(Article)
After the Supernova: Facts About Neutron Stars

Stars may seem infinite to our short human life span, but they don’t live forever. Eventually, every star will burn through its fuel supply and begin to die. Like our home star, low-mass stars will slowly expand and shed their outer layers before collapsing back into a white dwarf. On the other hand, high-mass stars will go out with more of a bang. 

Stars that are at least four times larger than our Sun have the potential to explode in a violent supernova. Flinging their outer layers into the cosmos creates an impressive light show and often leaves behind a nebula. Once the light show ends, these dying stars leave behind an ultra-dense core known as a neutron star. Let’s take a closer look at what happens to a star after it dies and explore some exciting facts about neutron stars.

Forming a Neutron Star

We’re already familiar with supernovae — those bright flashes that mark a dying star in the night sky. Neutron stars are all that’s left of the star’s core once the explosion is over. The supernova also marks the end of the star’s ability to produce the fusion reaction that allows it to generate heat and light. Without that reaction, there is nothing to stop the core from collapsing. 

Over time, neutron stars get denser and denser, shrinking until they are around 20 km (12.5 miles) in diameter. That’s shorter than the distance of a half-marathon, but you wouldn’t want to try to run around on the surface of a neutron star. 

Collapsing Atoms

The gravitational pull of a neutron star is immense, more than 100 billion times what we experience here on Earth. Even if we could set foot on a neutron star, the crushing gravity would squish the human body flat in seconds. That isn’t the only thing getting crushed in a neutron star.

Bounding box annotations
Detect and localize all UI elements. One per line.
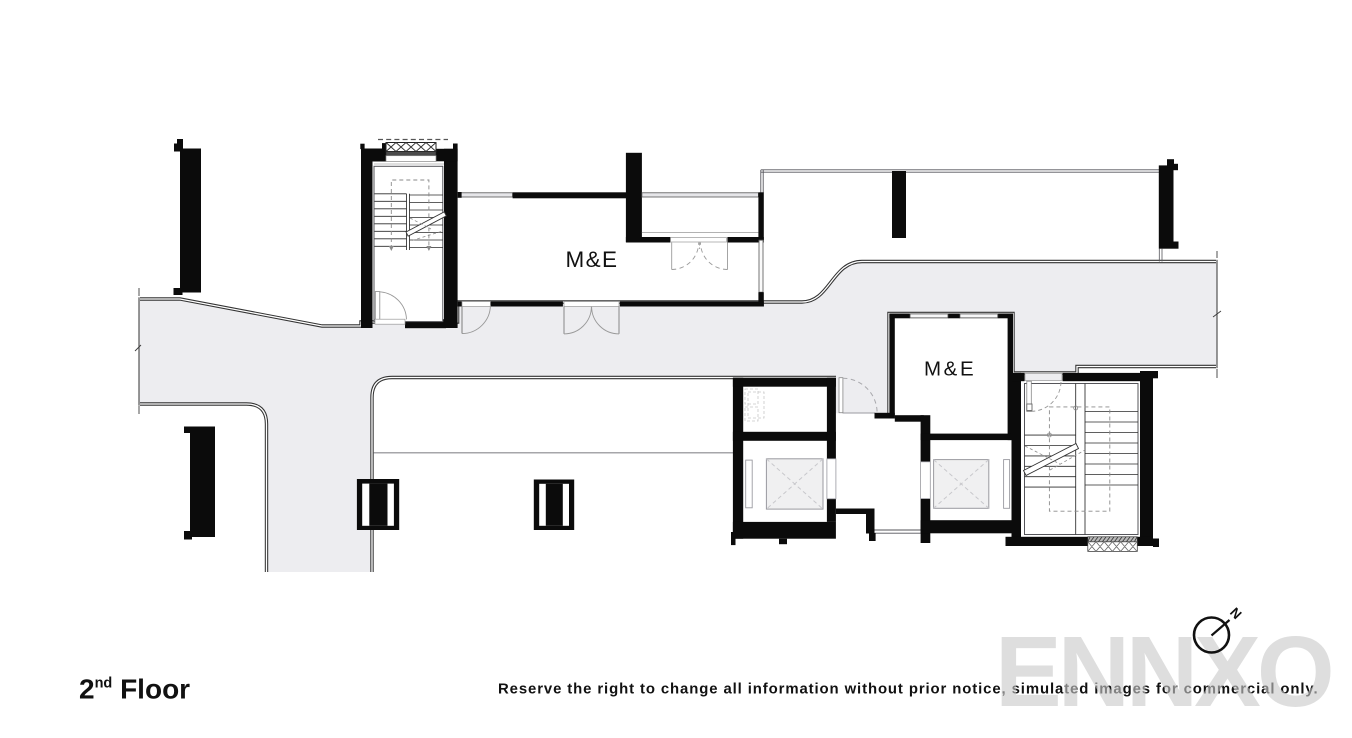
svg-text:ENNXO: ENNXO <box>995 616 1331 728</box>
svg-text:M&E: M&E <box>924 357 976 380</box>
svg-text:M&E: M&E <box>566 247 619 272</box>
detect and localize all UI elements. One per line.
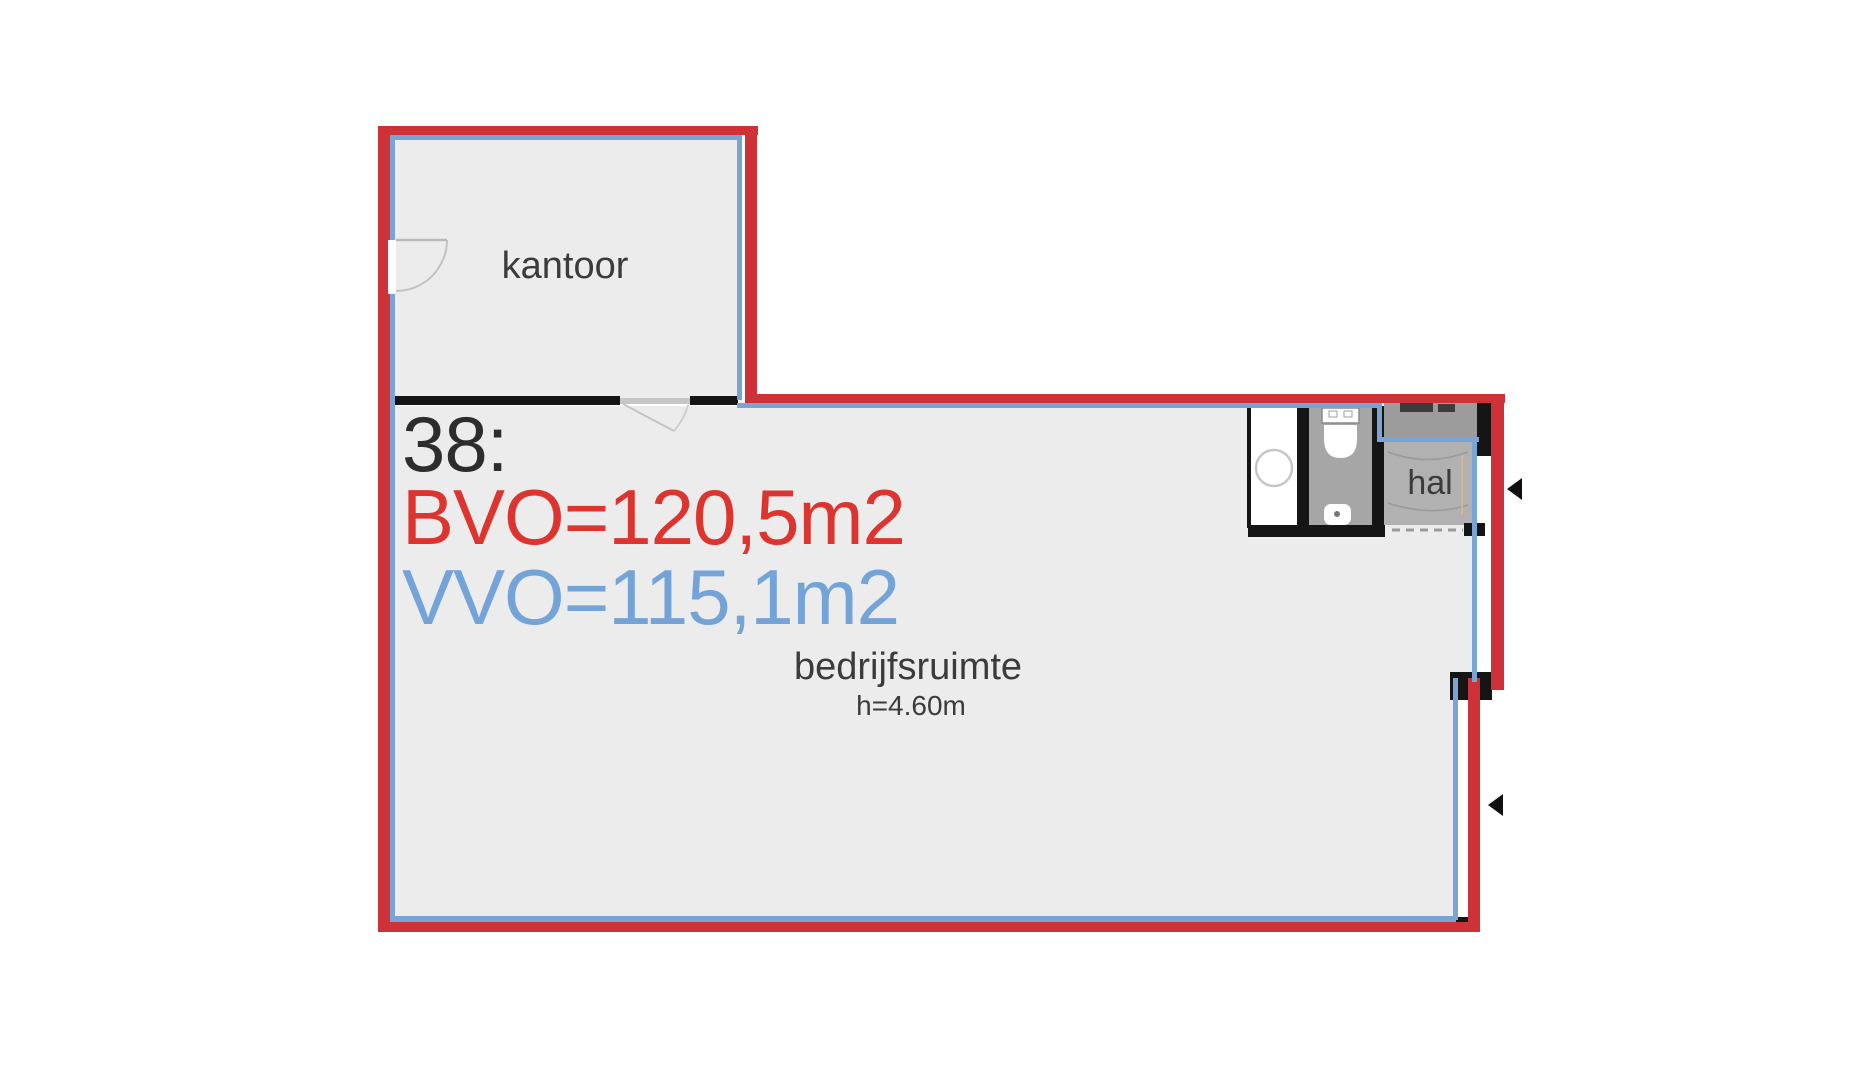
- meter-symbols: [1400, 403, 1455, 412]
- blue-line-kantoor-top: [390, 135, 742, 140]
- meter-glyph-icon: [1438, 404, 1455, 412]
- kantoor-room-label: kantoor: [502, 247, 629, 285]
- drain-dot-icon: [1334, 511, 1340, 517]
- floor-plan-drawing: [0, 0, 1876, 1080]
- cistern-button-icon: [1344, 411, 1352, 417]
- toilet-cistern-icon: [1322, 408, 1359, 423]
- red-wall-bottom: [378, 922, 1480, 932]
- blue-line-right-upper: [1472, 437, 1477, 682]
- red-wall-right-upper: [1491, 394, 1504, 690]
- blue-line-main-top: [737, 403, 1379, 408]
- unit-number-label: 38:: [402, 405, 507, 483]
- red-wall-kantoor-top: [378, 126, 758, 135]
- bedrijfsruimte-room-label: bedrijfsruimte: [794, 648, 1022, 686]
- red-wall-kantoor-right: [745, 126, 757, 403]
- vvo-area-label: VVO=115,1m2: [402, 558, 899, 636]
- closet-toilet-wall: [1297, 407, 1309, 527]
- closet-left-wall: [1247, 406, 1251, 528]
- toilet-bowl-icon: [1324, 425, 1357, 458]
- kantoor-wall-right-segment: [690, 396, 738, 405]
- cistern-button-icon: [1329, 411, 1337, 417]
- entry-arrow-icon: [1507, 478, 1522, 500]
- red-wall-main-top: [745, 394, 1505, 403]
- blue-line-bottom: [390, 916, 1456, 922]
- kantoor-left-door-opening: [388, 240, 396, 294]
- blue-line-kantoor-right: [737, 135, 742, 400]
- hal-room-label: hal: [1407, 466, 1452, 500]
- meter-glyph-icon: [1400, 403, 1433, 412]
- bvo-area-label: BVO=120,5m2: [402, 478, 905, 556]
- boiler-icon: [1256, 450, 1292, 486]
- ceiling-height-label: h=4.60m: [856, 692, 966, 720]
- red-wall-right-lower: [1468, 678, 1480, 932]
- entry-arrow-icon: [1488, 794, 1503, 816]
- floor-plan-canvas: kantoor 38: BVO=120,5m2 VVO=115,1m2 bedr…: [0, 0, 1876, 1080]
- blue-line-meter-bottom: [1377, 437, 1479, 442]
- service-block-bottom-wall: [1248, 525, 1385, 537]
- blue-line-meter-left: [1377, 403, 1382, 441]
- blue-line-right-lower: [1453, 678, 1458, 920]
- kantoor-bottom-door-threshold: [620, 398, 690, 404]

(Stated problem A) Render the entries from the line containing "- meter-symbols: [1400, 403, 1455, 412]" through the line containing "- red-wall-right-upper: [1491, 394, 1504, 690]", both included, as a JSON list of strings with one string per line and blank lines omitted.
(Stated problem B) Write the next part of the neutron star article, picking up right after its final sentence.

(Written answer A)
[
  "- meter-symbols: [1400, 403, 1455, 412]",
  "- blue-line-kantoor-top: [390, 135, 742, 140]",
  "- meter-glyph-icon: [1438, 404, 1455, 412]",
  "- kantoor-room-label: kantoor: [502, 247, 629, 285]",
  "- drain-dot-icon: [1334, 511, 1340, 517]",
  "- floor-plan-drawing: [0, 0, 1876, 1080]",
  "- cistern-button-icon: [1344, 411, 1352, 417]",
  "- toilet-cistern-icon: [1322, 408, 1359, 423]",
  "- red-wall-bottom: [378, 922, 1480, 932]",
  "- blue-line-right-upper: [1472, 437, 1477, 682]",
  "- red-wall-right-upper: [1491, 394, 1504, 690]"
]

(Written answer B)
In most of the universe, atomic structure is fairly universal. Atoms contain protons, neutrons and varying numbers of electrons. The gravity in a neutron star is so strong that it breaks down these atomic bonds, causing protons and electrons to combine into neutrons. This process is also what gives the stars their name. Astronomers don’t know what the core of a neutron star might look like, but they suspect that it’s made up of a neutron superfluid.

One Teaspoon = 1 Billion Tons

These remnant stars are so incredibly dense that a tiny star only 20 km in diameter is roughly 1.4 times the mass of our Sun. If you could get close enough to take a teaspoon of that material, it would weigh more than 1 billion tons. 

Thankfully — or unfortunately, depending on how you look at it — the laws of physics and gravity as we currently understand them won’t allow you to get close enough to a neutron star to try taking samples. 

Spinning Like a Skater

Have you ever watched an ice skater gliding effortlessly across the ice? It’s a marvel to behold, especially when they start to spin. Without any additional external momentum, they can increase their speed simply by drawing their arms and legs closer to the center of their body. This principle is known as the conversion of angular momentum. The same principle applies to facts about neutron stars as we understand them. 

As a neutron star forms, it begins to spin. As it turns, the motion causes the star to compress and shrink even further. Over time, it will cause the density to increase. They can slow down over time, but most neutron stars are still spinning.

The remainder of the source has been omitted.